Extracted data entries
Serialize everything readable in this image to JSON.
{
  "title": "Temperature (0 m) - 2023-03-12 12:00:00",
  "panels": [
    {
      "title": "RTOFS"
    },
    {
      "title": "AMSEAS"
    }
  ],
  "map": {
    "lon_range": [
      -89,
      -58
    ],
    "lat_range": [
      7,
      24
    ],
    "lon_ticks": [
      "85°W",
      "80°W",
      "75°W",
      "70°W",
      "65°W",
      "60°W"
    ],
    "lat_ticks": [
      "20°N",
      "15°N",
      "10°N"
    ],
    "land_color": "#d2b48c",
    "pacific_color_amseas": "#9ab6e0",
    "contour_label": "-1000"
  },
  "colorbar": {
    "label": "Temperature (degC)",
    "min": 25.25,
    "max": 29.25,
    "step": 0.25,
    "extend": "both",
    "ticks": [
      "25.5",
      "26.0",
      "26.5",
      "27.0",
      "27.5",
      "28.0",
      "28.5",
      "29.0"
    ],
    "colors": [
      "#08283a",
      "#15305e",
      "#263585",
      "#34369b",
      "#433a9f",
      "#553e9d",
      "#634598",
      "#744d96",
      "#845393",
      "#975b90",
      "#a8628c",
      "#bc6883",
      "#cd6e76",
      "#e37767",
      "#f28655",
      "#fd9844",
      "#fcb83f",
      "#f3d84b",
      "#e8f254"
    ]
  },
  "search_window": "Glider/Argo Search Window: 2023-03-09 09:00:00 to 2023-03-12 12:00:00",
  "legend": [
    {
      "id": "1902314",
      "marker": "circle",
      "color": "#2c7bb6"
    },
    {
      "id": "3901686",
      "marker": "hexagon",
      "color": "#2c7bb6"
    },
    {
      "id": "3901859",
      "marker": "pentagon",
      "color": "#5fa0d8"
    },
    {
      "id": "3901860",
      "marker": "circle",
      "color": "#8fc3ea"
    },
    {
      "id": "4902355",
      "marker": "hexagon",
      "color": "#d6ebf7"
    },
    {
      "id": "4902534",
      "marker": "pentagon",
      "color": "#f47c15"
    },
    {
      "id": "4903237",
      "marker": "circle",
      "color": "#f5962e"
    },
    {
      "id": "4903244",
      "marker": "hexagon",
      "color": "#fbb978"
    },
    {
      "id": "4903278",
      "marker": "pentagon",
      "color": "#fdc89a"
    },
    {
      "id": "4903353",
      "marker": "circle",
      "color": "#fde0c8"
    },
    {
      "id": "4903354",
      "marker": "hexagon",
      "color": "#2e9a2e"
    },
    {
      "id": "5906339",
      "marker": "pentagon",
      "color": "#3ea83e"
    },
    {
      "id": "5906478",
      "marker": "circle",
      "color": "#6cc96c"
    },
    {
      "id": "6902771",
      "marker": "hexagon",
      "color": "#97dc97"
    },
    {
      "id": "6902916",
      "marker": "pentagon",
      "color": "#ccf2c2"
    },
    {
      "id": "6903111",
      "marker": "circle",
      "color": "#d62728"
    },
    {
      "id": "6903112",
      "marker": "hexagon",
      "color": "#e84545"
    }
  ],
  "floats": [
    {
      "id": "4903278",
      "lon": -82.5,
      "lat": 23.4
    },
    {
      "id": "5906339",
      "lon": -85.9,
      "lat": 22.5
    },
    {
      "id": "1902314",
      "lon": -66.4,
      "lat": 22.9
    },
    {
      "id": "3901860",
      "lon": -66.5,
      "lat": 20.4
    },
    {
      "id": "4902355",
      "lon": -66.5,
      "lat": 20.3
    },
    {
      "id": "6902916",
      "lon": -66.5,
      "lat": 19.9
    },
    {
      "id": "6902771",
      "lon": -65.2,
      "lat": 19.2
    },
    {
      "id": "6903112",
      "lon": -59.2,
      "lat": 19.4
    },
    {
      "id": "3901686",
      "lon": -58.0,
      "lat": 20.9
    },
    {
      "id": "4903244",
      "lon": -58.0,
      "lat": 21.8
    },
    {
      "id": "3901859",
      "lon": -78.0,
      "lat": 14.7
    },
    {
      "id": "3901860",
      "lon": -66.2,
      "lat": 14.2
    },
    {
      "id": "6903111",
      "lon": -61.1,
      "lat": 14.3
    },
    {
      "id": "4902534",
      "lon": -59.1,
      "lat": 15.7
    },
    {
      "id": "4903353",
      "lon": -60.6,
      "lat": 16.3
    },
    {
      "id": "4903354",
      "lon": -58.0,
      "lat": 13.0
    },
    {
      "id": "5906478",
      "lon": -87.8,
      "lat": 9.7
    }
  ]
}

▸ **EXERCISE**
Read the lines above. Gather those in which the string "Temperature" is found.

▸ **FULL RESPONSE**
  "title": "Temperature (0 m) - 2023-03-12 12:00:00",
    "label": "Temperature (degC)",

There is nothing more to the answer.